- Your instructions
Each line containing the word "Daniel" must be collected.

- Dataset content
++++++

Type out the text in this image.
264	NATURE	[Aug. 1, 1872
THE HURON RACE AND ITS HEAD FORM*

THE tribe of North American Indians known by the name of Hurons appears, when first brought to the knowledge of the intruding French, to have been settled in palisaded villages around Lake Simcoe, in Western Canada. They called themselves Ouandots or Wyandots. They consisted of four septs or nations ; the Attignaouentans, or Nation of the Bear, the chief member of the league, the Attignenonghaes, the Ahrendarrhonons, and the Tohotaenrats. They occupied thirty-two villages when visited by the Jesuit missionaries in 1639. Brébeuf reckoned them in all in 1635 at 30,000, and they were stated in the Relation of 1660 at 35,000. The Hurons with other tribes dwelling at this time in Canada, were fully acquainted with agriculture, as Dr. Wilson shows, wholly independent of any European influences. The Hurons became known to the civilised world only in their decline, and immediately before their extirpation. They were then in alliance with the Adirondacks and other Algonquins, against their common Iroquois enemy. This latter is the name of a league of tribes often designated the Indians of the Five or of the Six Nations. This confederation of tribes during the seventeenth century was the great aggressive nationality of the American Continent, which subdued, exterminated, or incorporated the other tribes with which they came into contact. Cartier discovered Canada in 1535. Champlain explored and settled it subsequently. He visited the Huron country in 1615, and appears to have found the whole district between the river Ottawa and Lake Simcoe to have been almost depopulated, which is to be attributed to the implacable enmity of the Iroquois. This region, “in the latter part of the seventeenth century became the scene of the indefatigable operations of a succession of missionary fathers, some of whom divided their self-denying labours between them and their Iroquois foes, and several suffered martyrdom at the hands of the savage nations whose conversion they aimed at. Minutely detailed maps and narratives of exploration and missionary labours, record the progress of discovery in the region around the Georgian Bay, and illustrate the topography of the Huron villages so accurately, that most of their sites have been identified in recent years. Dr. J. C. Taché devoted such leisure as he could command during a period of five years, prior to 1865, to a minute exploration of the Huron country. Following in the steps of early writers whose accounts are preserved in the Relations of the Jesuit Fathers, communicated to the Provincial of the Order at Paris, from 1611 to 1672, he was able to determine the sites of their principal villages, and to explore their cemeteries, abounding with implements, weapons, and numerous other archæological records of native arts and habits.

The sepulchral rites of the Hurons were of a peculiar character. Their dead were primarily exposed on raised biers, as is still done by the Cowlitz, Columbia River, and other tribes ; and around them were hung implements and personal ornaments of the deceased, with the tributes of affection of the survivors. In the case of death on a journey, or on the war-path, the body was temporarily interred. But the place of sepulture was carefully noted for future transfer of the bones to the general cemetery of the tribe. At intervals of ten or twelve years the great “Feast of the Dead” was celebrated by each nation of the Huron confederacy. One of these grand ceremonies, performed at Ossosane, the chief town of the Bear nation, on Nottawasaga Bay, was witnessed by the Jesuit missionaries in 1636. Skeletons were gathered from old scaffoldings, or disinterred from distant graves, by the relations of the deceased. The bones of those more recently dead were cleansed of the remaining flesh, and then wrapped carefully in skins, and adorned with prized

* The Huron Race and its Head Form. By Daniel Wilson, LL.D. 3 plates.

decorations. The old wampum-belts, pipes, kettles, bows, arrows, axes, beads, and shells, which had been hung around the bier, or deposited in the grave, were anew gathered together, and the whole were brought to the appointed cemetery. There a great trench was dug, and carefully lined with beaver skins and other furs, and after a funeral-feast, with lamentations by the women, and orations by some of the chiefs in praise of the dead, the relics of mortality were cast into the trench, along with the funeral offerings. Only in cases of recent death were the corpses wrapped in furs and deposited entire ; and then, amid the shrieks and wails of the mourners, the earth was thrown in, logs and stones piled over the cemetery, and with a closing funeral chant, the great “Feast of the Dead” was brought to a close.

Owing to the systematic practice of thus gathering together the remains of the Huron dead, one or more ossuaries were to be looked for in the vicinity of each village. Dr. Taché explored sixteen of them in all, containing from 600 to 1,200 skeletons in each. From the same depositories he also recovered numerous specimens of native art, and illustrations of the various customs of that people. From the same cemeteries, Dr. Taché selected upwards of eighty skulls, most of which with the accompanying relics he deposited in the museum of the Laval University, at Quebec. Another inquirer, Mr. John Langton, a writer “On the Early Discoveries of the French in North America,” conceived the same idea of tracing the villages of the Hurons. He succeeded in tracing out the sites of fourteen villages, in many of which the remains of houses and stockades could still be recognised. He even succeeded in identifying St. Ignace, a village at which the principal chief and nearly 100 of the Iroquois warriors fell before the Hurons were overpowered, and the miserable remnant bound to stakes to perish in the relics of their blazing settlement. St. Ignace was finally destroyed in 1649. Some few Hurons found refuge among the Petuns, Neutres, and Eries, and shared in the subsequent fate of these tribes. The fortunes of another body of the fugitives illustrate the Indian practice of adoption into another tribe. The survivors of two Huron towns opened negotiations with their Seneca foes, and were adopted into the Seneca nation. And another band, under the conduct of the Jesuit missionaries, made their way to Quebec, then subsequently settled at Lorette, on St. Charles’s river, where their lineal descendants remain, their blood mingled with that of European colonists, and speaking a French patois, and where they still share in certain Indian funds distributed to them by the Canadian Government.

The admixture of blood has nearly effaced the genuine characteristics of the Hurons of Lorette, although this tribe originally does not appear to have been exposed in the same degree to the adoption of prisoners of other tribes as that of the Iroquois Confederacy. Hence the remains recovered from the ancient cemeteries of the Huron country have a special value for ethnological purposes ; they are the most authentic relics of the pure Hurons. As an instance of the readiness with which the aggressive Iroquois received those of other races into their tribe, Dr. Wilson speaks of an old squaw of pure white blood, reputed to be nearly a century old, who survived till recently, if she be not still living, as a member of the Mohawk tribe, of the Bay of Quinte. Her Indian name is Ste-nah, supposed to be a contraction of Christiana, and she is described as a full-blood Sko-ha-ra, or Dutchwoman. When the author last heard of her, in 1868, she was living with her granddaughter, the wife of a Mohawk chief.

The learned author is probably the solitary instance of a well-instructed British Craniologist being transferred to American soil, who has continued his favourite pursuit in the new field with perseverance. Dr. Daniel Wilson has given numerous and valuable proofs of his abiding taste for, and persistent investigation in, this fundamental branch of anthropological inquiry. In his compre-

++++++

- Worked answer
* The Huron Race and its Head Form. By Daniel Wilson, LL.D. 3 plates.
The learned author is probably the solitary instance of a well-instructed British Craniologist being transferred to American soil, who has continued his favourite pursuit in the new field with perseverance. Dr. Daniel Wilson has given numerous and valuable proofs of his abiding taste for, and persistent investigation in, this fundamental branch of anthropological inquiry. In his compre-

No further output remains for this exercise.